#### Requirement
Say how many lines include the word "Setting", using only a number.

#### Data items
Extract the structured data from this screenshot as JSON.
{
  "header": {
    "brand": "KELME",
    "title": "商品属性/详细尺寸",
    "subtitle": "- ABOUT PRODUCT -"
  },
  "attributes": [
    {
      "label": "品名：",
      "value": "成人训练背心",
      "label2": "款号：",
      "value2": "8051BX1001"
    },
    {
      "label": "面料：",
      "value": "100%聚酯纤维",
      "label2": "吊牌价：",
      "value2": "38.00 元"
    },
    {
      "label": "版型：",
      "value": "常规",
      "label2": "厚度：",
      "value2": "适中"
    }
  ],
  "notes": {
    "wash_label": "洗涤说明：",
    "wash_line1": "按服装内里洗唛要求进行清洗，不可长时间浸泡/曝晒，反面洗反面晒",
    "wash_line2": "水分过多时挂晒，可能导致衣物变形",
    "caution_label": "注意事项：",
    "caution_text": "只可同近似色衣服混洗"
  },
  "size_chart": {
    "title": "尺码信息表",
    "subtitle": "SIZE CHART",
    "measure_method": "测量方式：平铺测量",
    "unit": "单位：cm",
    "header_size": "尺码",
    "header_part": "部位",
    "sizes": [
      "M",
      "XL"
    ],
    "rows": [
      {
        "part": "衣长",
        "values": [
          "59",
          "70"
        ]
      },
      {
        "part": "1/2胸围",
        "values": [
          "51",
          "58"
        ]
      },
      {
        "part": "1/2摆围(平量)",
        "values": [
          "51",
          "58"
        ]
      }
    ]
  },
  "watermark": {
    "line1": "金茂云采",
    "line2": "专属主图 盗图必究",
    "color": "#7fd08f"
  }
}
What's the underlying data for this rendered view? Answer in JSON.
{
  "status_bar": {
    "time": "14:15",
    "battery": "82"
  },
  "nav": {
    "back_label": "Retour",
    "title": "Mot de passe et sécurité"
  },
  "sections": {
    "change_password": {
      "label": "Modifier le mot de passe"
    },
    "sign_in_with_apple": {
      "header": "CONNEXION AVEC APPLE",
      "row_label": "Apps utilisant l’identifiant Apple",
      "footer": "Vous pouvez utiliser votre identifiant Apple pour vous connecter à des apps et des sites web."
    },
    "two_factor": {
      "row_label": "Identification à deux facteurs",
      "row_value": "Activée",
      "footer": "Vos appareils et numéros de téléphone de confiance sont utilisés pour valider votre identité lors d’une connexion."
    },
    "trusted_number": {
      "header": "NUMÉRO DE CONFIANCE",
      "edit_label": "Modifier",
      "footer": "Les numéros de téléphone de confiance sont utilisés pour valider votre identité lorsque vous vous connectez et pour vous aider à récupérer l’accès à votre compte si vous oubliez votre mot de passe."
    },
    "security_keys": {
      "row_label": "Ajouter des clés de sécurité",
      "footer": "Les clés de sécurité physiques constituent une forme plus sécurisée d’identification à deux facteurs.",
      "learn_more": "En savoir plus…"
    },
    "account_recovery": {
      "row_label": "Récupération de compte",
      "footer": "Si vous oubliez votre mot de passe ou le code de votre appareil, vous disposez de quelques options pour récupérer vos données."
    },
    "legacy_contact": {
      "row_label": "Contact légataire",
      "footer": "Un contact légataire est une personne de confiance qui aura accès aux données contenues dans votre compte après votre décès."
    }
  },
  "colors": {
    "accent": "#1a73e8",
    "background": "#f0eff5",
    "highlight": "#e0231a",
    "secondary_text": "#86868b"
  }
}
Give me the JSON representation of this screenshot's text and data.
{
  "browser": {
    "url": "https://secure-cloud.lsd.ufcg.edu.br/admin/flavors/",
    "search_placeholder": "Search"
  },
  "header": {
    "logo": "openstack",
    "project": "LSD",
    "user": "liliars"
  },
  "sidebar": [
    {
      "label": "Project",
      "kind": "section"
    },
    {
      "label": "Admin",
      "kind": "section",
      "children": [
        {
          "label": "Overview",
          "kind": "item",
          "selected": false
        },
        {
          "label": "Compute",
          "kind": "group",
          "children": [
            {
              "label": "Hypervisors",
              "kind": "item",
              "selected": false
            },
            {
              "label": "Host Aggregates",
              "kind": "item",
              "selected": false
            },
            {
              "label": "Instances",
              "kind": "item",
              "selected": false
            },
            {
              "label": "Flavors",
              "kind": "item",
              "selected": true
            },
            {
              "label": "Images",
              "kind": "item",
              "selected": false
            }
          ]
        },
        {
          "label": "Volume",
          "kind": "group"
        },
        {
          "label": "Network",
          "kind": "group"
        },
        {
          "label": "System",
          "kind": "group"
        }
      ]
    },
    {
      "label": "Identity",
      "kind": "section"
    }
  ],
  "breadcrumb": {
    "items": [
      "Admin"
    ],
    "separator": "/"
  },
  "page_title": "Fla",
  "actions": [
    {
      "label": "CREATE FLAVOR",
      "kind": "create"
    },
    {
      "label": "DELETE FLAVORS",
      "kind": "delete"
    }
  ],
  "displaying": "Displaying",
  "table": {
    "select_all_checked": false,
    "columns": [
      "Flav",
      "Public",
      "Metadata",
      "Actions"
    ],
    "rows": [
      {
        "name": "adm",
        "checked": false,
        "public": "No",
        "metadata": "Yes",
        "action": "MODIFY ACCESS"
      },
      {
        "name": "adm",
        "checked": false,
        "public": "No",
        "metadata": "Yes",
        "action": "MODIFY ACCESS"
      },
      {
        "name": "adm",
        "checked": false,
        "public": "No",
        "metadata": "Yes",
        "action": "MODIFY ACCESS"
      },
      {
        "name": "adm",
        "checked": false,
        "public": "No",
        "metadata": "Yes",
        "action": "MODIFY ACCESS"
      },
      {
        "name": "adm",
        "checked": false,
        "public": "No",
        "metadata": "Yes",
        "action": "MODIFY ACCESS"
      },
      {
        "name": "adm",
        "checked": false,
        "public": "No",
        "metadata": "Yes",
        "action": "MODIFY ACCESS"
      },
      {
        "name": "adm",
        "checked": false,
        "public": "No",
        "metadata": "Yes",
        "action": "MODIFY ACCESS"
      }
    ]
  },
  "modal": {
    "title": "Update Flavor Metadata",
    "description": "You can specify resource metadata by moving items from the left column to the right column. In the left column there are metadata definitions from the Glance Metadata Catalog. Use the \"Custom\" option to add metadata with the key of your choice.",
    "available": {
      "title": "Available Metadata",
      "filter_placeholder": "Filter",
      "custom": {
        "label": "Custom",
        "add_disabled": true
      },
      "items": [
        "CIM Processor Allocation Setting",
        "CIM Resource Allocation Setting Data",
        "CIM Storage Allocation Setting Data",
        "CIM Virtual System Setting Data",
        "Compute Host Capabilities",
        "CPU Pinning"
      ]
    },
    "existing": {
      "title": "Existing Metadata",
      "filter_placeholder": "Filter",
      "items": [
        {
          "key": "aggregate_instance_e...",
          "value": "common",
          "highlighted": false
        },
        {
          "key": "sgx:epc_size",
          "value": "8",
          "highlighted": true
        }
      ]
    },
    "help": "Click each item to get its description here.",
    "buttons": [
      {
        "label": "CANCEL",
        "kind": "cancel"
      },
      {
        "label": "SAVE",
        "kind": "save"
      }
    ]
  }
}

#### Result of this task
4